Stored items

# # # # # # #

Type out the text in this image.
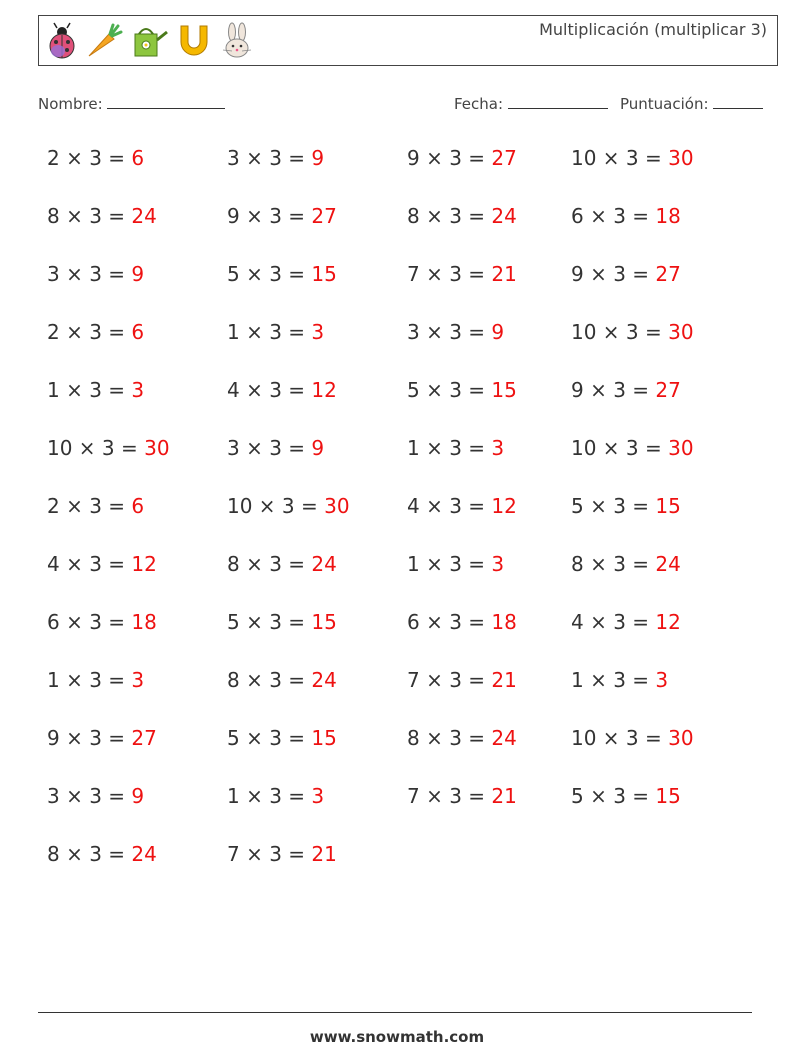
Multiplicación (multiplicar 3)
Nombre:	Fecha:	Puntuación:
2 × 3 = 6	3 × 3 = 9	9 × 3 = 27	10 × 3 = 30
8 × 3 = 24	9 × 3 = 27	8 × 3 = 24	6 × 3 = 18
3 × 3 = 9	5 × 3 = 15	7 × 3 = 21	9 × 3 = 27
2 × 3 = 6	1 × 3 = 3	3 × 3 = 9	10 × 3 = 30
1 × 3 = 3	4 × 3 = 12	5 × 3 = 15	9 × 3 = 27
10 × 3 = 30	3 × 3 = 9	1 × 3 = 3	10 × 3 = 30
2 × 3 = 6	10 × 3 = 30	4 × 3 = 12	5 × 3 = 15
4 × 3 = 12	8 × 3 = 24	1 × 3 = 3	8 × 3 = 24
6 × 3 = 18	5 × 3 = 15	6 × 3 = 18	4 × 3 = 12
1 × 3 = 3	8 × 3 = 24	7 × 3 = 21	1 × 3 = 3
9 × 3 = 27	5 × 3 = 15	8 × 3 = 24	10 × 3 = 30
3 × 3 = 9	1 × 3 = 3	7 × 3 = 21	5 × 3 = 15
8 × 3 = 24	7 × 3 = 21
www.snowmath.com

# # # # # # #

Requirements
Every entry above needs to be retyped exactly; drop the pictures.

Response below
Type out the text in this image.
Multiplicación (multiplicar 3)
Nombre:	Fecha:	Puntuación:
2 × 3 = 6	3 × 3 = 9	9 × 3 = 27	10 × 3 = 30
8 × 3 = 24	9 × 3 = 27	8 × 3 = 24	6 × 3 = 18
3 × 3 = 9	5 × 3 = 15	7 × 3 = 21	9 × 3 = 27
2 × 3 = 6	1 × 3 = 3	3 × 3 = 9	10 × 3 = 30
1 × 3 = 3	4 × 3 = 12	5 × 3 = 15	9 × 3 = 27
10 × 3 = 30	3 × 3 = 9	1 × 3 = 3	10 × 3 = 30
2 × 3 = 6	10 × 3 = 30	4 × 3 = 12	5 × 3 = 15
4 × 3 = 12	8 × 3 = 24	1 × 3 = 3	8 × 3 = 24
6 × 3 = 18	5 × 3 = 15	6 × 3 = 18	4 × 3 = 12
1 × 3 = 3	8 × 3 = 24	7 × 3 = 21	1 × 3 = 3
9 × 3 = 27	5 × 3 = 15	8 × 3 = 24	10 × 3 = 30
3 × 3 = 9	1 × 3 = 3	7 × 3 = 21	5 × 3 = 15
8 × 3 = 24	7 × 3 = 21
www.snowmath.com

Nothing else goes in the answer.